* Exercise task 1 *
Could you print the stored entries below line for line, leaving out the picture?

* Supplied passage *
■ ■ ■ ■ ■

AVR assembler overview

The AVR version of uLisp allows you to generate machine-code functions, integrated with Lisp, written in AVR assembler. It is currently supported on the Curiosity Nano AVR128DA48 or AVR128DB48 boards, and on boards based on the ATmega1284P.

It has the following features:

  • You can create multiple named machine-code functions, limited only by the amount of code memory available.
  • Machine-code functions are created with a defcode special form, which has a similar syntax to defun.
  • You can include labels in your assembler listing simply by including them as symbols in the body of the defcode form. The defcode form creates these as local variables.
  • The defcode form automatically does a two-pass assembly to resolve forward references, used in branches, relative jumps, and memory references.
  • The defcode form generates an assembler listing, showing the mnemonics and the machine-code generated from them.
  • The machine-code functions are saved with save-image, and restored with load-image.

■ ■ ■ ■ ■

* Exercise task 2 *
Can you proceed with the AVR assembler overview from its last line?

[Stored records]
■ ■ ■ ■ ■

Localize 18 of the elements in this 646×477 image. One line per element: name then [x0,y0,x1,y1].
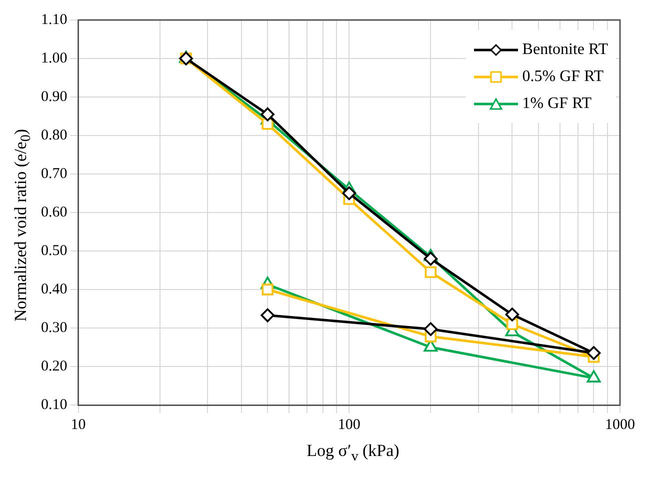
y-tick-label: 0.30 [41,320,68,336]
y-tick-label: 0.80 [41,127,68,144]
x-tick-label: 1000 [605,416,635,433]
y-tick-label: 0.70 [41,166,68,182]
legend-label: Bentonite RT [522,40,608,58]
y-tick-label: 0.10 [41,396,68,413]
legend-label: 0.5% GF RT [522,68,604,86]
y-tick-label: 0.20 [41,358,68,374]
x-tick-label: 100 [338,416,360,433]
y-tick-label: 0.90 [41,88,68,105]
x-tick-label: 10 [70,416,86,433]
y-tick-label: 1.10 [41,12,68,28]
y-tick-label: 0.60 [41,204,68,220]
x-axis-title: Log σ′$_{v}$ (kPa) [306,440,400,465]
y-tick-label: 0.50 [41,242,68,259]
y-tick-label: 0.40 [41,281,68,298]
y-tick-label: 1.00 [41,50,68,66]
legend-label: 1% GF RT [522,94,592,112]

■ ■ ■ ■ ■

* Task output 1 *
Localize 18 of the elements in this 646×477 image. One line per element: name then [x0,y0,x1,y1].
y-tick-label: 0.30 [41,320,68,336]
y-tick-label: 0.80 [41,127,68,144]
x-tick-label: 1000 [605,416,635,433]
y-tick-label: 0.70 [41,166,68,182]
legend-label: Bentonite RT [522,40,608,58]
y-tick-label: 0.10 [41,396,68,413]
legend-label: 0.5% GF RT [522,68,604,86]
y-tick-label: 0.20 [41,358,68,374]
x-tick-label: 100 [338,416,360,433]
y-tick-label: 0.90 [41,88,68,105]
x-tick-label: 10 [70,416,86,433]
y-tick-label: 1.10 [41,12,68,28]
y-tick-label: 0.60 [41,204,68,220]
x-axis-title: Log σ′$_{v}$ (kPa) [306,440,400,465]
y-tick-label: 0.50 [41,242,68,259]
y-tick-label: 0.40 [41,281,68,298]
y-tick-label: 1.00 [41,50,68,66]
legend-label: 1% GF RT [522,94,592,112]

* Task output 2 *
The assembler itself is written in Lisp to make it easy to extend it or add new instructions. For example, you could write assembler macros in Lisp.

Get the assembler here: AVR assembler in uLisp.

To add it to uLisp: do Select All and Copy, Paste it into the field at the top of the Arduino IDE Serial Monitor window, and press Return.

For details of the AVR instruction set see Microchip's AVR Instruction Set Manual.

For examples of using the assembler see AVR assembler examples.

Saving an image

Once you have loaded the assembler, you can save the uLisp image using:

(save-image)

In future you can then simply reload it using:

(load-image)

How it works

The AVR assembler works slightly differently from the ARM and RISC-V assemblers provided for uLisp. Because AVR processors can't execute programs in RAM, the AVR assembler copies the assembled machine code from RAM to flash, so that it can be executed in flash. This takes advantage of two utilities developed for AVR processors: the Flash Writing extension to Spence Konde's DxCore for the AVR128DA48 and AVR128DB48 boards, and the Optiboot Flasher extension for the ATmega1284P.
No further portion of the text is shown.